** Exercise tasks **
1. In the pet commandments thread, what does the fifth commandment say we don't have?
2. Reproduce the stretch of the pet commandments thread from "5. Let your" through "physicals~why shouldn't they?", word for word.
3. Write the next part of the pet commandments thread, picking up after its last line.

** Provided text **
**********

# A Pet's Ten Commandments



## Lego&Jacub (Jul 18, 2006)

oh my gosh... #10 has me all choked up!


----------



## sharlin (Feb 26, 2007)

1. Make those years as wonderful for them as they do for you.
2. Don't expect them to learn a 2nd language overnight.
3. It's called unconditional for a reason~Trust.
4. They don't understand anger~only reaction.
5. Let your true feelings come across to them in voice~we don't have a tail to wag.
6. No loving creature ever forgets abuse.
7. To strike is to invite being stricken.
8. You have physicals~why shouldn't they?
9. The alternative to growing old isn't all that great. Treat age with the respect it's due.
10. They've given you everything they have to give. Hold them, be with them, the Gate to Rainbow Bridge opens easiest when held open by one they love.

Bless you Skyler & Annie - I hope I upheld these Commandments while you were with me.


----------



## AlanK (Jun 28, 2008)

sharlin said:


> 1. Make those years as wonderful for them as they do for you.

**********

** Raw data **
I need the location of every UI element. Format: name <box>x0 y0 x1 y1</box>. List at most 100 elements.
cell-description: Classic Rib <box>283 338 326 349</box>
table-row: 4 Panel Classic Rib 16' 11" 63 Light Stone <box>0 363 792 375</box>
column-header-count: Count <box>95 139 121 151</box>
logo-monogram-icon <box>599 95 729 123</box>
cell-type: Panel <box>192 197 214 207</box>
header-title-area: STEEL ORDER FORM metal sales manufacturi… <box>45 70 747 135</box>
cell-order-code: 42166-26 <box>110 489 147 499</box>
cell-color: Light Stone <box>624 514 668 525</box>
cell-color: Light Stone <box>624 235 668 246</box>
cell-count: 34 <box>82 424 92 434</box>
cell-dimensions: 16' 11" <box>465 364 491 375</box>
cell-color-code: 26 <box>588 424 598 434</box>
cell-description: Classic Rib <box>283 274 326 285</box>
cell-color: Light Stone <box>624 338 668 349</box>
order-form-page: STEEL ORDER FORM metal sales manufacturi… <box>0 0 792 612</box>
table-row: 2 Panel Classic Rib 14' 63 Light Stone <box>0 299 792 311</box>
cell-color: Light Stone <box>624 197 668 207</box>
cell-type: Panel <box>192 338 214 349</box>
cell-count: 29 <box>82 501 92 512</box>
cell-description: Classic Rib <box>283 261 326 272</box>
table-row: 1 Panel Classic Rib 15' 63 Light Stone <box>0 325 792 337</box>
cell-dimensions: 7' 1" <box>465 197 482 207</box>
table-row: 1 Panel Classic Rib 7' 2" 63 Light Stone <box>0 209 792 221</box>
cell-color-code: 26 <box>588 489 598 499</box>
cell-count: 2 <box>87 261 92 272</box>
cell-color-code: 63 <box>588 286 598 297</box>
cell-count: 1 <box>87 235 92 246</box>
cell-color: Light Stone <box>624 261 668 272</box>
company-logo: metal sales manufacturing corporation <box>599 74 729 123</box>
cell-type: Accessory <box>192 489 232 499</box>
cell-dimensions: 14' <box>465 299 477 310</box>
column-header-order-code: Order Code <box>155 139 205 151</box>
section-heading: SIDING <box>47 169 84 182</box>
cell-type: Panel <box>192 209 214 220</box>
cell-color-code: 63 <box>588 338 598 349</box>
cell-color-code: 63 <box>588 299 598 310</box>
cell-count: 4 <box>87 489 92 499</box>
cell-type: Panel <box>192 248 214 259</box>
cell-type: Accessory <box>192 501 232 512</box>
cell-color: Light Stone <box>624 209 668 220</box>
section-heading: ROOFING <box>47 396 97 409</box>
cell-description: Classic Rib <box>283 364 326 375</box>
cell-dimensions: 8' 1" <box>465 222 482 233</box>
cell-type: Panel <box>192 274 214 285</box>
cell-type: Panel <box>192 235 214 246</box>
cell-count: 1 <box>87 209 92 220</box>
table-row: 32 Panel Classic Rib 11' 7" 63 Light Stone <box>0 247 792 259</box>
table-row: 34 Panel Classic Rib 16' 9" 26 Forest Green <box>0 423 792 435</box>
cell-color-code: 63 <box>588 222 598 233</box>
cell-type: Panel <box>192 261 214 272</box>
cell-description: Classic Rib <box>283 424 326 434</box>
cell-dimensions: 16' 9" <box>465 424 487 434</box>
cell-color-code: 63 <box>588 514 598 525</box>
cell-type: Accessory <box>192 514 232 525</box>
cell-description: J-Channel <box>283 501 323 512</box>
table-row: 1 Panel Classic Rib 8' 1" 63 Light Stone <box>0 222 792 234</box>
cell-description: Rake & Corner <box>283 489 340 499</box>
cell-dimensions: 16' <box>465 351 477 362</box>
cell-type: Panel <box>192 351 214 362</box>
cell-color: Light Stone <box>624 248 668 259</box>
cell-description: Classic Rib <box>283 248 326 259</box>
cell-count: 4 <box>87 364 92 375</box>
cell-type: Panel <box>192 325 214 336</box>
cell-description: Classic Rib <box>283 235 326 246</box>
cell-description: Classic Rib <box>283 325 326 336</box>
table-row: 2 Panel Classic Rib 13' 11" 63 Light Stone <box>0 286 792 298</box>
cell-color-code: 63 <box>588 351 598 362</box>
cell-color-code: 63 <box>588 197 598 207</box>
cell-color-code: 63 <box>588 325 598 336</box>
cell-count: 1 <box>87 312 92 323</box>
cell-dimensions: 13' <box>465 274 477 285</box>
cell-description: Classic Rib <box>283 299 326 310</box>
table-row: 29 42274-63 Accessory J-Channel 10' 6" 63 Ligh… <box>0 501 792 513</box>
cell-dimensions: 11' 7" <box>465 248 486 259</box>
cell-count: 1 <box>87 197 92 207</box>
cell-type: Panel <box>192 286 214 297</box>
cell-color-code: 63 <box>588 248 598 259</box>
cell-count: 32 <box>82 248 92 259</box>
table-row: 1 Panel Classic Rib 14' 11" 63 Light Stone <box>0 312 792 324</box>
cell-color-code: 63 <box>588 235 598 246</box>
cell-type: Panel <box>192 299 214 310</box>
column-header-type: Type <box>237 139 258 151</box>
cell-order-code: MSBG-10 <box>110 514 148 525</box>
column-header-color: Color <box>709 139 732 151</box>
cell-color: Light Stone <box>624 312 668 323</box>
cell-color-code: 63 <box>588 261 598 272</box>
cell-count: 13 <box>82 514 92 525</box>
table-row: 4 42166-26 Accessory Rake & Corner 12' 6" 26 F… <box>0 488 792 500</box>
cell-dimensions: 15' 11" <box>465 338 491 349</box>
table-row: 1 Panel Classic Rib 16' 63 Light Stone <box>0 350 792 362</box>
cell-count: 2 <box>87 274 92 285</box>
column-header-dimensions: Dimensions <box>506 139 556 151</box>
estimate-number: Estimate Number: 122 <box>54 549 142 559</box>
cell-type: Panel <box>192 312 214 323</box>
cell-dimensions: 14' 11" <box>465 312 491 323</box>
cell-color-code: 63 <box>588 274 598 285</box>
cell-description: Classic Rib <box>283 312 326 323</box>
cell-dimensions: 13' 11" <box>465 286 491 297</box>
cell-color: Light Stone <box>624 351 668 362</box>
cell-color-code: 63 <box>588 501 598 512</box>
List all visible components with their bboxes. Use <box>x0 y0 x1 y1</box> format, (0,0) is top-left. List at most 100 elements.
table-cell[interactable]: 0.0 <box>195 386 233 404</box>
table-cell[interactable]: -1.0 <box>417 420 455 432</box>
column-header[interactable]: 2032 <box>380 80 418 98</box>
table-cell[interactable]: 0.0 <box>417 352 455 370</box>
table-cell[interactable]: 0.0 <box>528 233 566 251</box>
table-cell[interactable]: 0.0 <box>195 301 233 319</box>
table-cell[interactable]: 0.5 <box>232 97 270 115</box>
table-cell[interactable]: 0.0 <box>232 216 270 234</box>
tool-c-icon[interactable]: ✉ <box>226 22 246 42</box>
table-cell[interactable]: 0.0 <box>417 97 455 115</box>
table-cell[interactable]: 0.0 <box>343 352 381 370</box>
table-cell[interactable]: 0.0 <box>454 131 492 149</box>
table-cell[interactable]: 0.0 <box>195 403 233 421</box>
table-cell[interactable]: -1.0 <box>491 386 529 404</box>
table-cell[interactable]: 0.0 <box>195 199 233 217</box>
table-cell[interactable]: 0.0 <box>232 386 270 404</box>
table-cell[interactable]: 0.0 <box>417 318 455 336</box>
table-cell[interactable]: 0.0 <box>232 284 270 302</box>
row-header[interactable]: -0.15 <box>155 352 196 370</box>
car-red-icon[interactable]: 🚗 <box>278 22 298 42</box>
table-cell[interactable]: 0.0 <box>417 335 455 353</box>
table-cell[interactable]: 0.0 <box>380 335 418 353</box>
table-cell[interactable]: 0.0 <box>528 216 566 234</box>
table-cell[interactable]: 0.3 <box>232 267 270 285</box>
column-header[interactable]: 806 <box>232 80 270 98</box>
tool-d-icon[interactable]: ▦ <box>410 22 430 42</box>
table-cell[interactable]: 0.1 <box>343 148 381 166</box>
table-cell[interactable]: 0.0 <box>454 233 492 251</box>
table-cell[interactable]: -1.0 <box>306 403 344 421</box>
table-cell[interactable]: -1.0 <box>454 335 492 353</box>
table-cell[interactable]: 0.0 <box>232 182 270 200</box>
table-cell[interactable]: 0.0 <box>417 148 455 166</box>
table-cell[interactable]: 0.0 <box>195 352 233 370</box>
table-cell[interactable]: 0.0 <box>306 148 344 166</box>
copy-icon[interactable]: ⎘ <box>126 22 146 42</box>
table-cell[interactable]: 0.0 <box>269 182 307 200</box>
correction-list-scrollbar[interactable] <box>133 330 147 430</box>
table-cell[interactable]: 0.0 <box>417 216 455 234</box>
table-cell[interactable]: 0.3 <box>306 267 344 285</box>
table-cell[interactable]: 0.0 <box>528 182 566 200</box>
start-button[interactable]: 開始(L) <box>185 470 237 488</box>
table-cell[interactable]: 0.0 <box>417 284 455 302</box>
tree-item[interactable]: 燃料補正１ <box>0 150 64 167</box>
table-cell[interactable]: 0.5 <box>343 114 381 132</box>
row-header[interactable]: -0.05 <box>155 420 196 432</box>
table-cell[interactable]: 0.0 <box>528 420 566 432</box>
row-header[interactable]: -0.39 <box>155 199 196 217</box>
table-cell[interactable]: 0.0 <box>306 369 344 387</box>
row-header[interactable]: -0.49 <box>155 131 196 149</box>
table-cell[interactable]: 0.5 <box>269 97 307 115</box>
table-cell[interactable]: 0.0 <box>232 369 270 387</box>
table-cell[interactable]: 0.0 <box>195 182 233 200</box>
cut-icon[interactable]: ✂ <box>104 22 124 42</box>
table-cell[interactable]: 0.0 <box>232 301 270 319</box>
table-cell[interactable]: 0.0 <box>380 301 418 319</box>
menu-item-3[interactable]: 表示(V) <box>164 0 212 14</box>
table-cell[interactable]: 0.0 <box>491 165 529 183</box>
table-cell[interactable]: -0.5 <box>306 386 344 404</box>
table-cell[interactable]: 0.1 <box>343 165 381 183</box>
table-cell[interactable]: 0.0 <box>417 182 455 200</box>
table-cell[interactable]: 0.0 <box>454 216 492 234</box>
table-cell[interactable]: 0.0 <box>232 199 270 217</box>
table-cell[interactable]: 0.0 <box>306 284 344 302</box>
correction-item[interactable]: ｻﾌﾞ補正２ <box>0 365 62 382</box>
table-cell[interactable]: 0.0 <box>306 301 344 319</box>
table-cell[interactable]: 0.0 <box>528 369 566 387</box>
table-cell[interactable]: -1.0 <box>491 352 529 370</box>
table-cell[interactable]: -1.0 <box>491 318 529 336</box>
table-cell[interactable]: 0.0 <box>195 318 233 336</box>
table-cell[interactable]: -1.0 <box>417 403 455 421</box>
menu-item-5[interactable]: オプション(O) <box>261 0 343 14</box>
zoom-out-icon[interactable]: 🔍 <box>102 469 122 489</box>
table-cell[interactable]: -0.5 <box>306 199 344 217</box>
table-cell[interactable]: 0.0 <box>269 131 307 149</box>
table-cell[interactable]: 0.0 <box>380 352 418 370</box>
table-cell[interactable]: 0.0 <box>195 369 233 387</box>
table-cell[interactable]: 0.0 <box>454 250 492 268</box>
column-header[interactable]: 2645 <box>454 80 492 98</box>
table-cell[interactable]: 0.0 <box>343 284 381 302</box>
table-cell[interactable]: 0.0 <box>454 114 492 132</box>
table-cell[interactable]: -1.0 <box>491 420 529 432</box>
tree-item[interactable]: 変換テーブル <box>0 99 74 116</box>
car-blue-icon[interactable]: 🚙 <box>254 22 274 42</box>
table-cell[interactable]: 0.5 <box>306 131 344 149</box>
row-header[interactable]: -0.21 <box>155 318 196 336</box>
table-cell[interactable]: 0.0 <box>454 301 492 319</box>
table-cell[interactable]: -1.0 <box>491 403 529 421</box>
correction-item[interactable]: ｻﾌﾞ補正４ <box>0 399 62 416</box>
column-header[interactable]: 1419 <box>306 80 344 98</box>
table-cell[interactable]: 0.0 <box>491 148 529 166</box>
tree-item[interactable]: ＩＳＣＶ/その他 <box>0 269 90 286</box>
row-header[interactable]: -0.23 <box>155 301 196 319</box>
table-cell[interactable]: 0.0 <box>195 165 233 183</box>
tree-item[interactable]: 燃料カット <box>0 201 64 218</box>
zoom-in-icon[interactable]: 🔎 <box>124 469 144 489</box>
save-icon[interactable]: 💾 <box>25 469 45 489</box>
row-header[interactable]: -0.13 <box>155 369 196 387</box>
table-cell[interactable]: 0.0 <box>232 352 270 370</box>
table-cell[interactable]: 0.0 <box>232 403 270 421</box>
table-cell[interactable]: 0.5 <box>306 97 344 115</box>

**********

** Per-task outputs **
1. A tail to wag.

2.
5. Let your true feelings come across to them in voice~we don't have a tail to wag.
6. No loving creature ever forgets abuse.
7. To strike is to invite being stricken.
8. You have physicals~why shouldn't they?

3.
> 2. Don't expect them to learn a 2nd language overnight.
> 3. It's called unconditional for a reason~Trust.
> 4. They don't understand anger~only reaction.
> ...


Very well said Steve...and thanks for posting Heather.


----------



## K9Lover (May 6, 2009)

Beautiful. Thank you both for posting.


----------



## Doodle (Apr 6, 2009)

That is so beautiful and things we always need to remember.


----------



## sharlin (Feb 26, 2007)

Wasn't trying to hijack the thread~just my interpretation of the 10 that were written. Have had that on RescueCentral since the day I put it up.


----------



## goldensmum (Oct 23, 2007)

Dammit, didn't expect tears, but after reading both of those i'm off to find a tissue.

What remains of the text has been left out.